What you need to do: Type out the data exactly as given. Skip any image.

Excerpted data:

..............................

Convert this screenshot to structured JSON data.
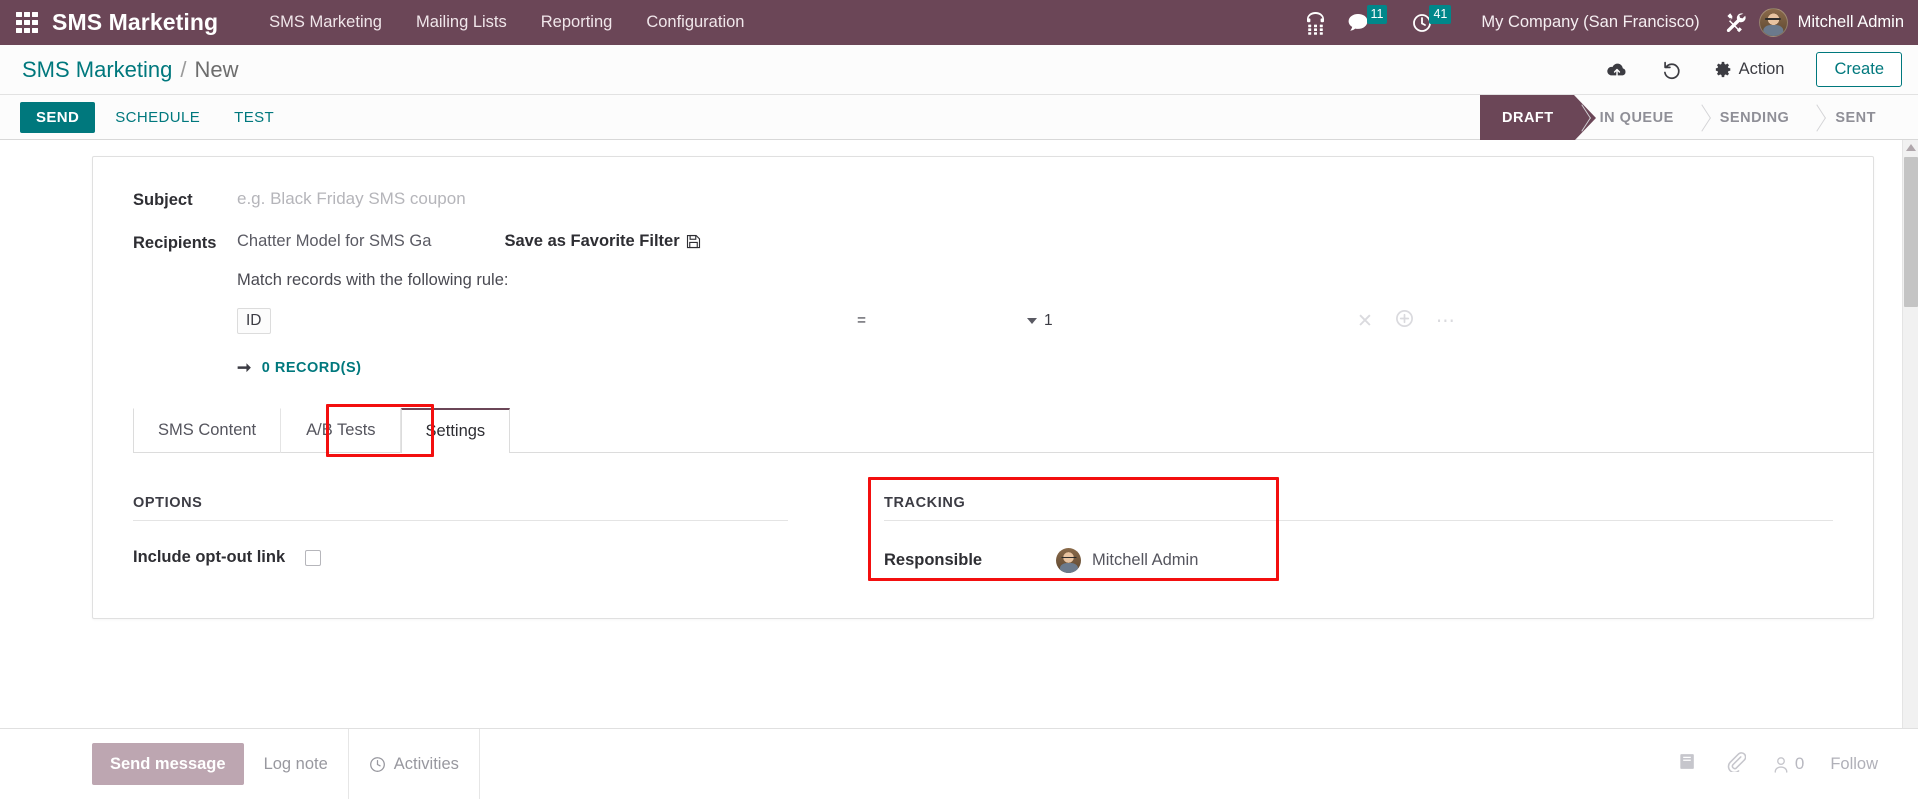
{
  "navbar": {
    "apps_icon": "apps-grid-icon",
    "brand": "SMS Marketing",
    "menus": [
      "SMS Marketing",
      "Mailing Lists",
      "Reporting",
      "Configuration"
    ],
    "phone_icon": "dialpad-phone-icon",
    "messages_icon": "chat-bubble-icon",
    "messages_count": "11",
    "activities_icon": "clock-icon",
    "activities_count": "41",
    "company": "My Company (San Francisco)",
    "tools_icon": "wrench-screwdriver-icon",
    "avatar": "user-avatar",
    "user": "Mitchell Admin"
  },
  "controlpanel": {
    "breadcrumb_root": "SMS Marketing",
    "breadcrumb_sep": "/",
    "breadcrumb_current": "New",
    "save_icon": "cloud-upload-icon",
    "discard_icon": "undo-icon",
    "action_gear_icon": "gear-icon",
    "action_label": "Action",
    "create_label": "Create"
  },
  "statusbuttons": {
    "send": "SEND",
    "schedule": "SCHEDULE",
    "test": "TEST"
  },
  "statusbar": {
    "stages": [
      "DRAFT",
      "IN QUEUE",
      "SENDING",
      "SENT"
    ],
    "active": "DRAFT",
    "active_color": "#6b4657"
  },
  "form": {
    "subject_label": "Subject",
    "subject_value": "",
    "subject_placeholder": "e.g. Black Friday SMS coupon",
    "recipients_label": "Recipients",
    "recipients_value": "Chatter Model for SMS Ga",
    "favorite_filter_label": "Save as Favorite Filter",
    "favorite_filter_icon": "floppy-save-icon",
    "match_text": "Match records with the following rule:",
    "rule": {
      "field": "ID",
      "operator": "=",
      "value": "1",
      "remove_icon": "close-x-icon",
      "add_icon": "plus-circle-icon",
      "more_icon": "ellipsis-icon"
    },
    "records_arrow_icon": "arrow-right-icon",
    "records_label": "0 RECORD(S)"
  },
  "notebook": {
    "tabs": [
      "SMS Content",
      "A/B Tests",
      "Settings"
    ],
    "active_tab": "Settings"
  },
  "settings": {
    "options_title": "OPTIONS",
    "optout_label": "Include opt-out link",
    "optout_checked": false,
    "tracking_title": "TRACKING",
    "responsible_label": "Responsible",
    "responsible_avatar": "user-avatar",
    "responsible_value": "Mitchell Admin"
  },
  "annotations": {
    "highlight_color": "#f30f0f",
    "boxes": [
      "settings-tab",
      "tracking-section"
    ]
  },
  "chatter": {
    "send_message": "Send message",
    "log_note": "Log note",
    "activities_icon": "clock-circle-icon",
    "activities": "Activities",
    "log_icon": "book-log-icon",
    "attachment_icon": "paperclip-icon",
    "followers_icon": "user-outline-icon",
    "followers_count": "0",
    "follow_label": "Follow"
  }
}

..............................

Solution to this task:
Convert this screenshot to structured JSON data.
{
  "navbar": {
    "apps_icon": "apps-grid-icon",
    "brand": "SMS Marketing",
    "menus": [
      "SMS Marketing",
      "Mailing Lists",
      "Reporting",
      "Configuration"
    ],
    "phone_icon": "dialpad-phone-icon",
    "messages_icon": "chat-bubble-icon",
    "messages_count": "11",
    "activities_icon": "clock-icon",
    "activities_count": "41",
    "company": "My Company (San Francisco)",
    "tools_icon": "wrench-screwdriver-icon",
    "avatar": "user-avatar",
    "user": "Mitchell Admin"
  },
  "controlpanel": {
    "breadcrumb_root": "SMS Marketing",
    "breadcrumb_sep": "/",
    "breadcrumb_current": "New",
    "save_icon": "cloud-upload-icon",
    "discard_icon": "undo-icon",
    "action_gear_icon": "gear-icon",
    "action_label": "Action",
    "create_label": "Create"
  },
  "statusbuttons": {
    "send": "SEND",
    "schedule": "SCHEDULE",
    "test": "TEST"
  },
  "statusbar": {
    "stages": [
      "DRAFT",
      "IN QUEUE",
      "SENDING",
      "SENT"
    ],
    "active": "DRAFT",
    "active_color": "#6b4657"
  },
  "form": {
    "subject_label": "Subject",
    "subject_value": "",
    "subject_placeholder": "e.g. Black Friday SMS coupon",
    "recipients_label": "Recipients",
    "recipients_value": "Chatter Model for SMS Ga",
    "favorite_filter_label": "Save as Favorite Filter",
    "favorite_filter_icon": "floppy-save-icon",
    "match_text": "Match records with the following rule:",
    "rule": {
      "field": "ID",
      "operator": "=",
      "value": "1",
      "remove_icon": "close-x-icon",
      "add_icon": "plus-circle-icon",
      "more_icon": "ellipsis-icon"
    },
    "records_arrow_icon": "arrow-right-icon",
    "records_label": "0 RECORD(S)"
  },
  "notebook": {
    "tabs": [
      "SMS Content",
      "A/B Tests",
      "Settings"
    ],
    "active_tab": "Settings"
  },
  "settings": {
    "options_title": "OPTIONS",
    "optout_label": "Include opt-out link",
    "optout_checked": false,
    "tracking_title": "TRACKING",
    "responsible_label": "Responsible",
    "responsible_avatar": "user-avatar",
    "responsible_value": "Mitchell Admin"
  },
  "annotations": {
    "highlight_color": "#f30f0f",
    "boxes": [
      "settings-tab",
      "tracking-section"
    ]
  },
  "chatter": {
    "send_message": "Send message",
    "log_note": "Log note",
    "activities_icon": "clock-circle-icon",
    "activities": "Activities",
    "log_icon": "book-log-icon",
    "attachment_icon": "paperclip-icon",
    "followers_icon": "user-outline-icon",
    "followers_count": "0",
    "follow_label": "Follow"
  }
}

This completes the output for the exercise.